## Dataset excerpt
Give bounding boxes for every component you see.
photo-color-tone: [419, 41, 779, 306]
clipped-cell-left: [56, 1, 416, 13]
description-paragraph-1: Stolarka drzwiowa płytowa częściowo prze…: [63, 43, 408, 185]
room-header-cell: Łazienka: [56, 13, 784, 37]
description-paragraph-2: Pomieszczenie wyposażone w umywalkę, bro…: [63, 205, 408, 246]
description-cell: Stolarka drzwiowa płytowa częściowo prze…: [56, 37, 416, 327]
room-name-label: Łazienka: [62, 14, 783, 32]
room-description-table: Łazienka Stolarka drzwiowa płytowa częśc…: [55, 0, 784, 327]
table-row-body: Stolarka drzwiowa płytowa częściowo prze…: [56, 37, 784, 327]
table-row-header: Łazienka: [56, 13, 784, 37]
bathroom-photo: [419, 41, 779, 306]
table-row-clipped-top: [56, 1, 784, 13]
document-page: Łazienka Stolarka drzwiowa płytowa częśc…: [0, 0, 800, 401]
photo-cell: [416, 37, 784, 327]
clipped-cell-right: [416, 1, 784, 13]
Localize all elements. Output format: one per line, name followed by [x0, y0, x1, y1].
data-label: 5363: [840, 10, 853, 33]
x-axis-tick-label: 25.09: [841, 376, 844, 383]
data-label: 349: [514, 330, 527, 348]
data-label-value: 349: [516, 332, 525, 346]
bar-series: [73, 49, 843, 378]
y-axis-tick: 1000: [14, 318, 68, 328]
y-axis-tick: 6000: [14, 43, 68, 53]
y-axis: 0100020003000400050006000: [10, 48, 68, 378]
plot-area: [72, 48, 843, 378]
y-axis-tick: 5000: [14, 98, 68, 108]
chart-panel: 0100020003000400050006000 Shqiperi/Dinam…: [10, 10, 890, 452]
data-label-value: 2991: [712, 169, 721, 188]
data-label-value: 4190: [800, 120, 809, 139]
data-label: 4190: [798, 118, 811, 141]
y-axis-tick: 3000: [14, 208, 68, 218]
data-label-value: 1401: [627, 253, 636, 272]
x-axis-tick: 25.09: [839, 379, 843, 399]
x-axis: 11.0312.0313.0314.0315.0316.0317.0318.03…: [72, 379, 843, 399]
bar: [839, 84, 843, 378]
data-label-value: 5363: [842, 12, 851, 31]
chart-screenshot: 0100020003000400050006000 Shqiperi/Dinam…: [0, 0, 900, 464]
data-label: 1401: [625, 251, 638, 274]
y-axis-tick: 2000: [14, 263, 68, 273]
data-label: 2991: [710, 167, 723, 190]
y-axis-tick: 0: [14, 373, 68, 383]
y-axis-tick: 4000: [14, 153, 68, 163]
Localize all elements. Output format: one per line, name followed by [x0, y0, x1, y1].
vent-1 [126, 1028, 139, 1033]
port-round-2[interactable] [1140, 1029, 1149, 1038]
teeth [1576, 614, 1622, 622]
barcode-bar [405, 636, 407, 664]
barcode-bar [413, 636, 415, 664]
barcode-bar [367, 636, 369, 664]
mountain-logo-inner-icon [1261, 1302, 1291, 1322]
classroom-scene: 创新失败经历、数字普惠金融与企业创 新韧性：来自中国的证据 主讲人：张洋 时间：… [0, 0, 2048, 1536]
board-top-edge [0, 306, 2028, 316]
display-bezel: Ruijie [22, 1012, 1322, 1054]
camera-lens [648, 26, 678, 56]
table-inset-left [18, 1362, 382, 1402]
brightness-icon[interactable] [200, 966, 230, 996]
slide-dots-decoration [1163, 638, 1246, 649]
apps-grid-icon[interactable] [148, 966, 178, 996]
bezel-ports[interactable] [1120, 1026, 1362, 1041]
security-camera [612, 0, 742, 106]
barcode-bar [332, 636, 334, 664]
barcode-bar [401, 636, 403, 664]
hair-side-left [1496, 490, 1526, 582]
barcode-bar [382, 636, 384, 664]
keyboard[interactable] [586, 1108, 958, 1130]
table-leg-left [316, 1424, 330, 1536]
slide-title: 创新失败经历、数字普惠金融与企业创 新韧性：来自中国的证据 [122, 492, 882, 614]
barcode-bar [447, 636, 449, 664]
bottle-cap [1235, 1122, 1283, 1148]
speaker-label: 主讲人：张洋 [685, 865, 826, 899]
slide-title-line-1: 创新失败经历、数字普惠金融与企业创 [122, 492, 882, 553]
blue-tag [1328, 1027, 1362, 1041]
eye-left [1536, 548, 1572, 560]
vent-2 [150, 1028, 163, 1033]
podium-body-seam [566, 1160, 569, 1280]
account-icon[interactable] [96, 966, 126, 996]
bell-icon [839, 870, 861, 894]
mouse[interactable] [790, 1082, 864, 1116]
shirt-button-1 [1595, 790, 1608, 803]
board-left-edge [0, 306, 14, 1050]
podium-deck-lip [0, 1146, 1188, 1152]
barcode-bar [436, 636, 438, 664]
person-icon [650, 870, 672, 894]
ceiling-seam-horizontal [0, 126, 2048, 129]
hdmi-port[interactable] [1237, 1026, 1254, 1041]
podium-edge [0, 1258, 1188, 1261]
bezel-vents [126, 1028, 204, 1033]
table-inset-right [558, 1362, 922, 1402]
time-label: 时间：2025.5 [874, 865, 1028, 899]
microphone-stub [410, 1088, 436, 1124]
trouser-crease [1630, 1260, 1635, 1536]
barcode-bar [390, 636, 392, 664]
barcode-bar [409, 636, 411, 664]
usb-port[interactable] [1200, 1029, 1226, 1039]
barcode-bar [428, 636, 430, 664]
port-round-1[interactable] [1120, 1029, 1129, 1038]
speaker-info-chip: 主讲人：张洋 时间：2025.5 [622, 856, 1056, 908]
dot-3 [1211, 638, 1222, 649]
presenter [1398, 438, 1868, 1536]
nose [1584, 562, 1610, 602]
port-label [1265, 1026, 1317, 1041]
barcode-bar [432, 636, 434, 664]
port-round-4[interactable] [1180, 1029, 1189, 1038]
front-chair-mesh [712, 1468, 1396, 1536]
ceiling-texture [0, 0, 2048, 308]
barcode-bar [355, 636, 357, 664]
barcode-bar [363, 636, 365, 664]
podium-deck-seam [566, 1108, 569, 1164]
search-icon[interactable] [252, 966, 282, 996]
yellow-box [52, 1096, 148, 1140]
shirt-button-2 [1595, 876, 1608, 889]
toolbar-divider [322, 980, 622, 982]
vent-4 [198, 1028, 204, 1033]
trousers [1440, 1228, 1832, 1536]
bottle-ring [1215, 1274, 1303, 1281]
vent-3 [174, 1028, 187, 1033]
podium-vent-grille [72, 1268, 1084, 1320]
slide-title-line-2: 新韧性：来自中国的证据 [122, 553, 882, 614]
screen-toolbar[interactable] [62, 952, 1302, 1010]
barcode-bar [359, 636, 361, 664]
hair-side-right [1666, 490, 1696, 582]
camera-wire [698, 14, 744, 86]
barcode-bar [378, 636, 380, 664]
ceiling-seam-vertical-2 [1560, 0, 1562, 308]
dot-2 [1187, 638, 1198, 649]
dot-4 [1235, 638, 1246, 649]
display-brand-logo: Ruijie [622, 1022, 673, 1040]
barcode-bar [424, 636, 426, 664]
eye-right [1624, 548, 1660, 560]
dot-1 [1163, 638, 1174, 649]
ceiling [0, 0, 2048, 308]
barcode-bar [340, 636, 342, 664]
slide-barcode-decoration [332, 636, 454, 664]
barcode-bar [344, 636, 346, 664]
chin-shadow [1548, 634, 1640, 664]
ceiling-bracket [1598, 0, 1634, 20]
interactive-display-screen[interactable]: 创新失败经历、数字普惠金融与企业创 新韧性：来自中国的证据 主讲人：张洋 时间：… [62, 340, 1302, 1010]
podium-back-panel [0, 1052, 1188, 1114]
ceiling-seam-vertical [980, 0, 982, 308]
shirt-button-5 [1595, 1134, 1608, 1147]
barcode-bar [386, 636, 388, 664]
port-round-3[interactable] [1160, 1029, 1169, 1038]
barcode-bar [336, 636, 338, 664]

## Task details
Extract the lines from the start of the records through the line containing "room-header-cell: Łazienka: [56, 13, 784, 37]", both ends included, and reproduce them without any changes.

## Answer in full
Give bounding boxes for every component you see.
photo-color-tone: [419, 41, 779, 306]
clipped-cell-left: [56, 1, 416, 13]
description-paragraph-1: Stolarka drzwiowa płytowa częściowo prze…: [63, 43, 408, 185]
room-header-cell: Łazienka: [56, 13, 784, 37]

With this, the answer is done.